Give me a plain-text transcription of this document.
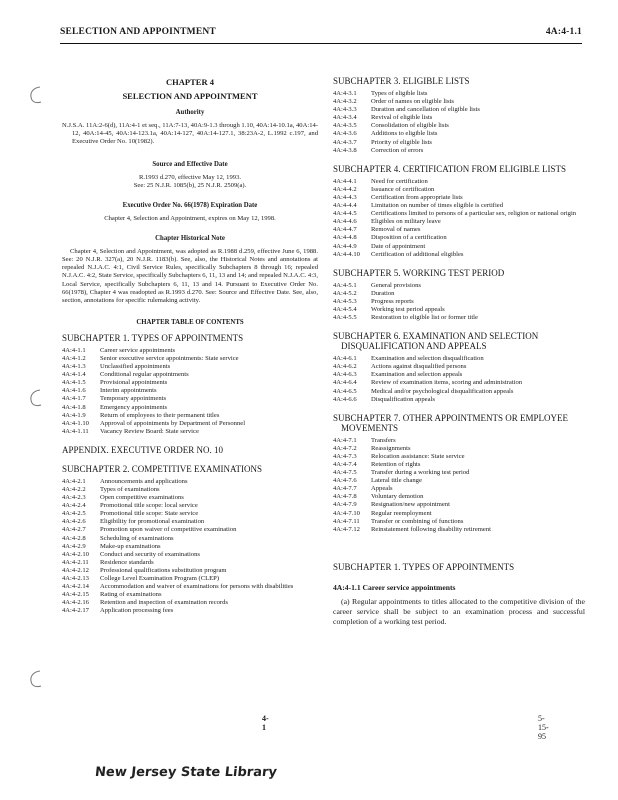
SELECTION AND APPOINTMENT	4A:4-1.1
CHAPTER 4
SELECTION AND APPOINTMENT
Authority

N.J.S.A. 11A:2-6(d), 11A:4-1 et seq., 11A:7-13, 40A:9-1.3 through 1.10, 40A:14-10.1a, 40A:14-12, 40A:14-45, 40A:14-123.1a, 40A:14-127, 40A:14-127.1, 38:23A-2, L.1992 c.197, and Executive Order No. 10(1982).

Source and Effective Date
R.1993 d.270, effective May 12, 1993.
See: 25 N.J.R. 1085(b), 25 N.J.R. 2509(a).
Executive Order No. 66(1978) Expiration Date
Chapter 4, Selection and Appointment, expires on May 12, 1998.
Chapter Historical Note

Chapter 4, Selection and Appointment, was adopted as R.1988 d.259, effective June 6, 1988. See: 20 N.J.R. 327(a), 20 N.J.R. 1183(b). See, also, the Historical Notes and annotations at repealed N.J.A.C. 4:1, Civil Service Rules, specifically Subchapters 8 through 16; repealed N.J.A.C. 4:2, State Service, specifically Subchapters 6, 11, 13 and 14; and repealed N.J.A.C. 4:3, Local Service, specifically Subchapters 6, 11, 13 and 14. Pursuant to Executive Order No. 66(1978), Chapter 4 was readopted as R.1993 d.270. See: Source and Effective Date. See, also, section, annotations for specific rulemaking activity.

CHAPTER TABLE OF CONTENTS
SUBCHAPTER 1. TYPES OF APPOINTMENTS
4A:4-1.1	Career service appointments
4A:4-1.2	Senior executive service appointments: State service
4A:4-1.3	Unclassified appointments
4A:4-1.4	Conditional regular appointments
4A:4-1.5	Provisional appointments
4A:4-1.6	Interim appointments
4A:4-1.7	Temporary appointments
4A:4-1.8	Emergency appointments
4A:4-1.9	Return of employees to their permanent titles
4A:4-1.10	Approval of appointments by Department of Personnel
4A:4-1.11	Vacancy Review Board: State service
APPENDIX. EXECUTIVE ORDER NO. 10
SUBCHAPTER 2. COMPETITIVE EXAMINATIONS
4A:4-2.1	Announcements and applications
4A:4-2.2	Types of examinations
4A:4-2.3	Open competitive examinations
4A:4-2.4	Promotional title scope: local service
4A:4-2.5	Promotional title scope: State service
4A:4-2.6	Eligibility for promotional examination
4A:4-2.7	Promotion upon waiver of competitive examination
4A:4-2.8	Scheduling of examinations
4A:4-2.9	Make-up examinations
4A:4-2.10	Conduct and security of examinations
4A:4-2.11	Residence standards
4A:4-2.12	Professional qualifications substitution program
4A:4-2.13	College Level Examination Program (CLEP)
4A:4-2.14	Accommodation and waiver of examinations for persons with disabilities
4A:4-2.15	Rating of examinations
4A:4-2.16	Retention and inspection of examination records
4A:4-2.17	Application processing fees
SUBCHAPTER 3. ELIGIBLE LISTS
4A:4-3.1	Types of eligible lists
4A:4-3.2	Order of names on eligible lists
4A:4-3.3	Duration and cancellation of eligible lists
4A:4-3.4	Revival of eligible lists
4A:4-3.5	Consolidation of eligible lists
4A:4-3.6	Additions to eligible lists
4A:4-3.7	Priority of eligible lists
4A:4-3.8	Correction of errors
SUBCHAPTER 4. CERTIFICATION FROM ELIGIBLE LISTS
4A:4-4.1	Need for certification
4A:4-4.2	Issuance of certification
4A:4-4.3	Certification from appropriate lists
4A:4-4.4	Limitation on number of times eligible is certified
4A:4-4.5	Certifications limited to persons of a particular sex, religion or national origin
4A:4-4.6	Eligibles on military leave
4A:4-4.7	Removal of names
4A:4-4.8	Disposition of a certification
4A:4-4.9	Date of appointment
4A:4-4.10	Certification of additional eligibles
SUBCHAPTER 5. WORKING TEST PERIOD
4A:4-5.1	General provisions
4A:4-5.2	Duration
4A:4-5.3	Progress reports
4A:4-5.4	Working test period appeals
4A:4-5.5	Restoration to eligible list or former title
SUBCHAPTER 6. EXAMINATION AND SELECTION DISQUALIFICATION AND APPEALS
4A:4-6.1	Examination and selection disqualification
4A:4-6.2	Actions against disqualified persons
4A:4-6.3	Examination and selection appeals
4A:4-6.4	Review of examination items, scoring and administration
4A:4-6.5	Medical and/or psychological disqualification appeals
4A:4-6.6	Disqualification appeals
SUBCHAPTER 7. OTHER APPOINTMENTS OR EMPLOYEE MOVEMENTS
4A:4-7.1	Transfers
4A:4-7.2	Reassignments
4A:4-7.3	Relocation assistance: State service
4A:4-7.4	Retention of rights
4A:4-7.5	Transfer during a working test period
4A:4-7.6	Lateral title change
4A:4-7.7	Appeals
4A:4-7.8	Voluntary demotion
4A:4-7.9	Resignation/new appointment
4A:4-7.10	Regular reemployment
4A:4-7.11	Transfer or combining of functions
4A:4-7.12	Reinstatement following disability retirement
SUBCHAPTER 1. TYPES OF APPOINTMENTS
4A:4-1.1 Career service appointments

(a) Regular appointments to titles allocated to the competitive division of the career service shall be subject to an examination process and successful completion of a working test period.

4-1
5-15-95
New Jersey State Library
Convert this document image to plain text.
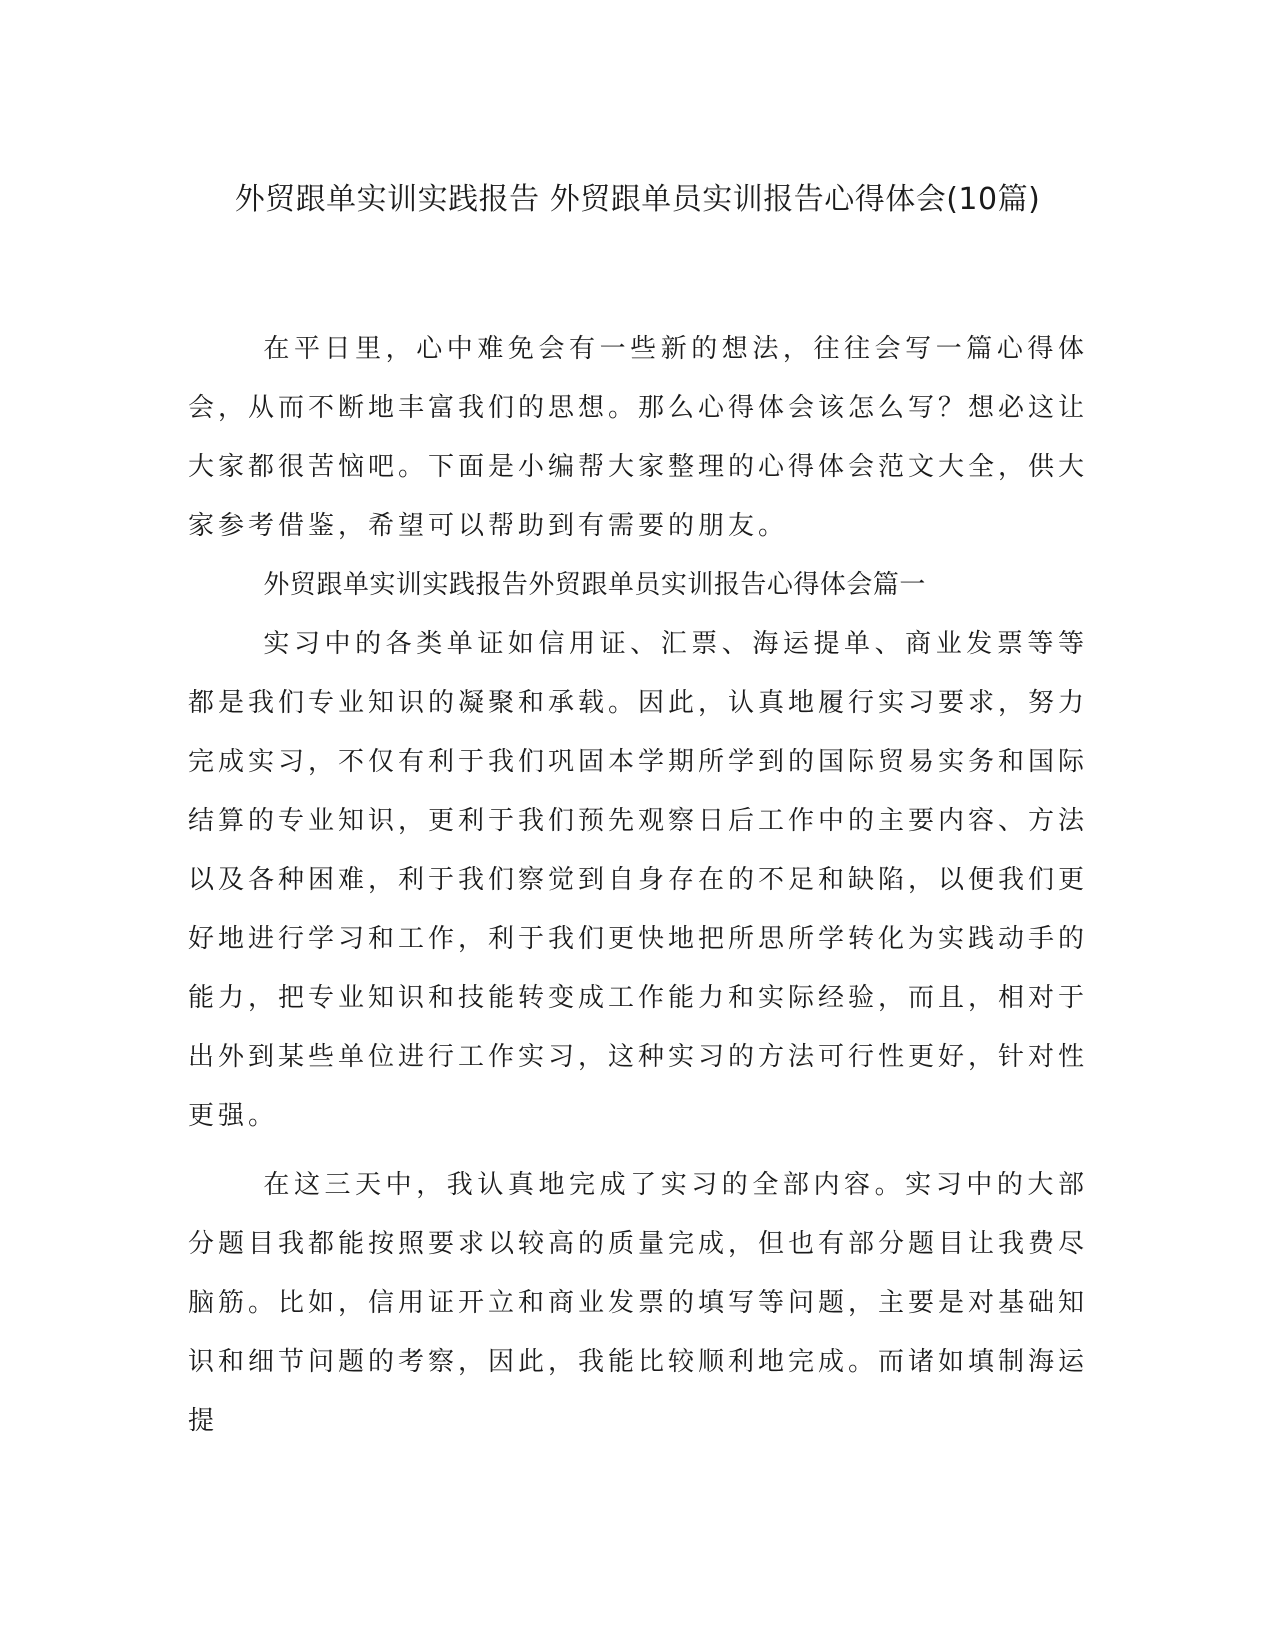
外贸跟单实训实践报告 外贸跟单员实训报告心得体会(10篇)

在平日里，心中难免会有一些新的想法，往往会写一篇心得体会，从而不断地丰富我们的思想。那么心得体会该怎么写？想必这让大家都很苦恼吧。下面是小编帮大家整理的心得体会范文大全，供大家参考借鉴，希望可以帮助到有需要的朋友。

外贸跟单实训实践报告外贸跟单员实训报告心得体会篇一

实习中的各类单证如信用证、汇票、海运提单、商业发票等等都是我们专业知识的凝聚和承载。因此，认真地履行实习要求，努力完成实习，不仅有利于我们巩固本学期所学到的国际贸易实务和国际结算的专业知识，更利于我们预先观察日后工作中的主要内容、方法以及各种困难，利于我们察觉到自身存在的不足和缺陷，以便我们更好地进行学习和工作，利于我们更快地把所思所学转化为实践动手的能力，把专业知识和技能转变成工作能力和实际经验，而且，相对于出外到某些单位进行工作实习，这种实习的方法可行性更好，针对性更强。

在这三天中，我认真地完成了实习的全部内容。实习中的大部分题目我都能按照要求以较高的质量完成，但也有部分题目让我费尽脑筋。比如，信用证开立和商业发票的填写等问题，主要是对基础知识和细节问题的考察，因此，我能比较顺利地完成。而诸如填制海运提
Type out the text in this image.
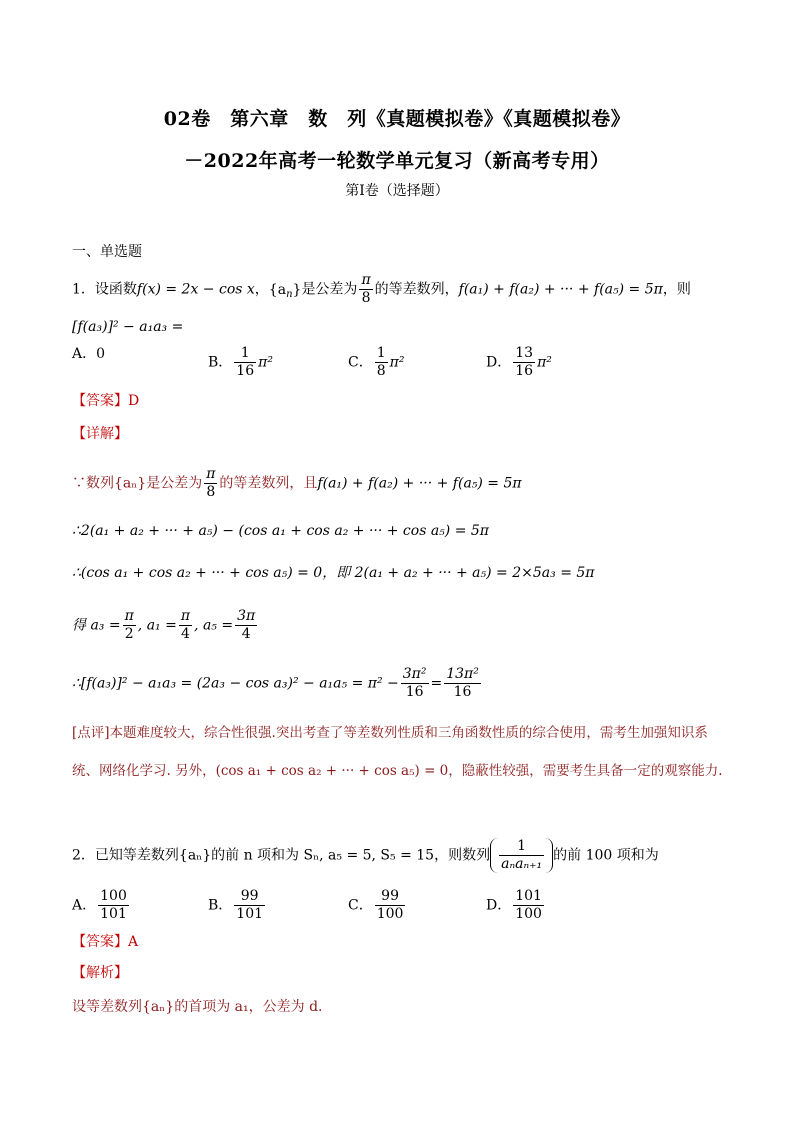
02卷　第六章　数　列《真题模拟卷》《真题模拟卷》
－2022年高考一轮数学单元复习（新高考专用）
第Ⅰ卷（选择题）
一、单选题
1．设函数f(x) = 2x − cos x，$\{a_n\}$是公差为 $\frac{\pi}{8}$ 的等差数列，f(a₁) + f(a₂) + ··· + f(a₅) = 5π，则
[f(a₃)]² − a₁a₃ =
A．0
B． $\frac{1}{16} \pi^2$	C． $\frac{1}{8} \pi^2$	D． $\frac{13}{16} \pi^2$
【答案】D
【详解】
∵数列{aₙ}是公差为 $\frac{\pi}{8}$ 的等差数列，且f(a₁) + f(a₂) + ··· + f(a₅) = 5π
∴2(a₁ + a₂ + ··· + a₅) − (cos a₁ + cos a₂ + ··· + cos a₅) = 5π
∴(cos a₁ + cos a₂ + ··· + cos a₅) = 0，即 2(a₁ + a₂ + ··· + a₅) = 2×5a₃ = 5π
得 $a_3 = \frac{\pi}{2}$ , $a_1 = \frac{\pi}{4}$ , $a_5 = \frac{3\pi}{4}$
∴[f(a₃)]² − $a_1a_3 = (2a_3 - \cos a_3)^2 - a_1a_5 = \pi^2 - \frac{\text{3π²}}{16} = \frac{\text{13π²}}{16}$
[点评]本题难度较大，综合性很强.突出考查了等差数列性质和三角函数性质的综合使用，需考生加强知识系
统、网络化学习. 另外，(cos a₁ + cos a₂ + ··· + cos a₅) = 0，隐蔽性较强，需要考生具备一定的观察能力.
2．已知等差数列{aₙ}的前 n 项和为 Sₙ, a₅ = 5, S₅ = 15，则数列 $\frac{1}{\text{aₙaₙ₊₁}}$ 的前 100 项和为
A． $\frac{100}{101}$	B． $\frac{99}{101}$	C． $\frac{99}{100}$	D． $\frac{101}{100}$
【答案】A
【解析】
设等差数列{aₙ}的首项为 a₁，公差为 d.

◆ ◆ ◆ ◆ ◆

*Given instruction*: Every line containing the string "plain" must be listed.

*Full answer*:
Give me a plain-text transcription of this document.
Convert this document image to plain text.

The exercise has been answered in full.